The exercise: Skip all pictures, then print the remaining material exactly.

Information shown:
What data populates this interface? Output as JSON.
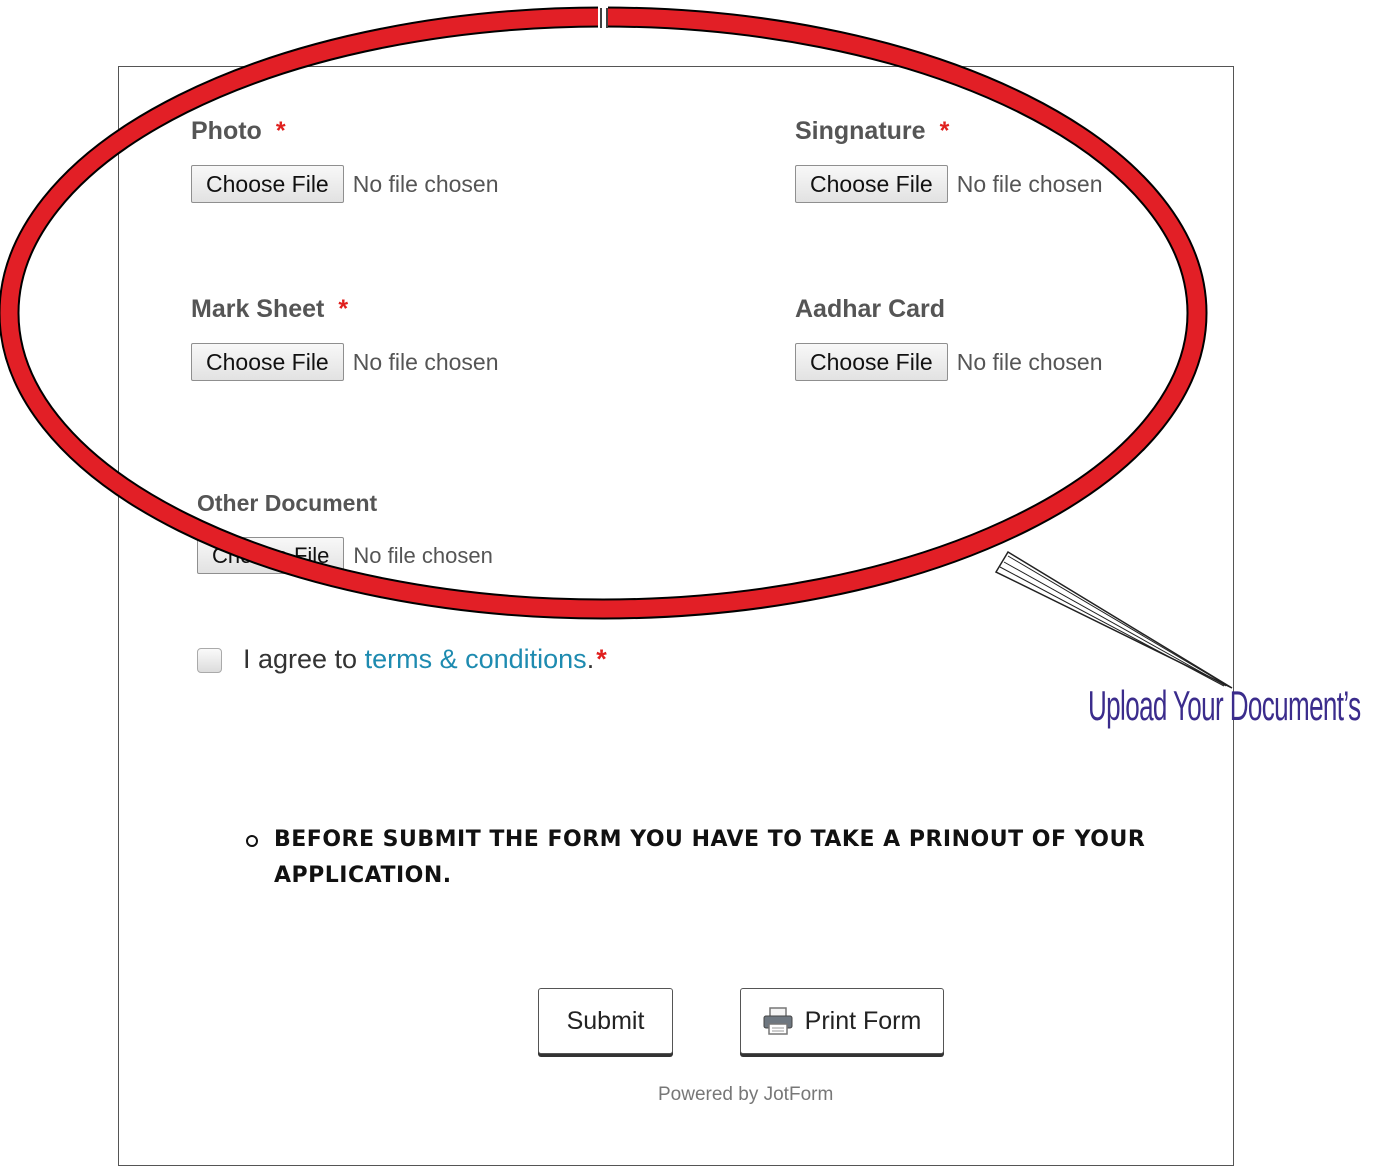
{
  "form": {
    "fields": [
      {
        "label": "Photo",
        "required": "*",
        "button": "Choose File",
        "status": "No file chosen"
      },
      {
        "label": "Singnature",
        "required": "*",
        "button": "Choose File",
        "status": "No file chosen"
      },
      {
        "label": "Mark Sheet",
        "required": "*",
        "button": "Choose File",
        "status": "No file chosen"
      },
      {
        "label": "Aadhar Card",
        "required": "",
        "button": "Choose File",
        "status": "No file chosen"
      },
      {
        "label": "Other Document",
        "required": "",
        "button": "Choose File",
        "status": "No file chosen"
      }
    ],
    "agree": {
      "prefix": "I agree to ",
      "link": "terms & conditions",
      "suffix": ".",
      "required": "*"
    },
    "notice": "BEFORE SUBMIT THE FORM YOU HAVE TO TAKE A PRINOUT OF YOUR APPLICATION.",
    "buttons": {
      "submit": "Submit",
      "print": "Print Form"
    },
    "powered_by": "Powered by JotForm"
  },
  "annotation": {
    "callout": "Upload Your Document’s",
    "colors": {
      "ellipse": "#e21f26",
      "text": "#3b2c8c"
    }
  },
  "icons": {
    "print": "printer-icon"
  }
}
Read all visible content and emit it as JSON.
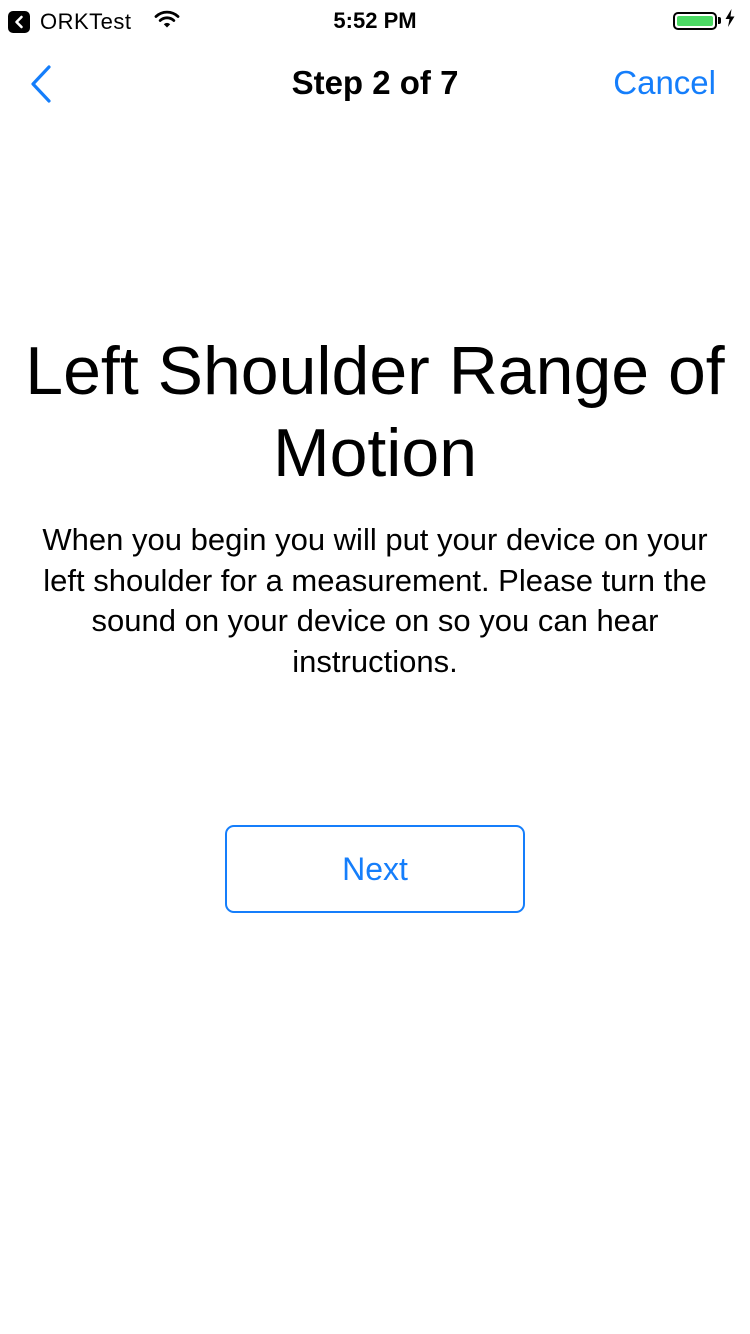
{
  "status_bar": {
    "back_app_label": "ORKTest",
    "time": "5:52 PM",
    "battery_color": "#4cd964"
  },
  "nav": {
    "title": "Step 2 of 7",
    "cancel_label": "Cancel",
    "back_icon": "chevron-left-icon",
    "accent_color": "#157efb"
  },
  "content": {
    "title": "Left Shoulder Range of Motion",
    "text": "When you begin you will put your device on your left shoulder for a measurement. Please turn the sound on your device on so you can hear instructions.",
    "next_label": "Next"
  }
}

Exercise solution:
What data populates this interface? Output as JSON.
{
  "form": {
    "fields": [
      {
        "label": "Photo",
        "required": "*",
        "button": "Choose File",
        "status": "No file chosen"
      },
      {
        "label": "Singnature",
        "required": "*",
        "button": "Choose File",
        "status": "No file chosen"
      },
      {
        "label": "Mark Sheet",
        "required": "*",
        "button": "Choose File",
        "status": "No file chosen"
      },
      {
        "label": "Aadhar Card",
        "required": "",
        "button": "Choose File",
        "status": "No file chosen"
      },
      {
        "label": "Other Document",
        "required": "",
        "button": "Choose File",
        "status": "No file chosen"
      }
    ],
    "agree": {
      "prefix": "I agree to ",
      "link": "terms & conditions",
      "suffix": ".",
      "required": "*"
    },
    "notice": "BEFORE SUBMIT THE FORM YOU HAVE TO TAKE A PRINOUT OF YOUR APPLICATION.",
    "buttons": {
      "submit": "Submit",
      "print": "Print Form"
    },
    "powered_by": "Powered by JotForm"
  },
  "annotation": {
    "callout": "Upload Your Document’s",
    "colors": {
      "ellipse": "#e21f26",
      "text": "#3b2c8c"
    }
  },
  "icons": {
    "print": "printer-icon"
  }
}
Read all visible content and emit it as JSON.
{
  "status_bar": {
    "back_app_label": "ORKTest",
    "time": "5:52 PM",
    "battery_color": "#4cd964"
  },
  "nav": {
    "title": "Step 2 of 7",
    "cancel_label": "Cancel",
    "back_icon": "chevron-left-icon",
    "accent_color": "#157efb"
  },
  "content": {
    "title": "Left Shoulder Range of Motion",
    "text": "When you begin you will put your device on your left shoulder for a measurement. Please turn the sound on your device on so you can hear instructions.",
    "next_label": "Next"
  }
}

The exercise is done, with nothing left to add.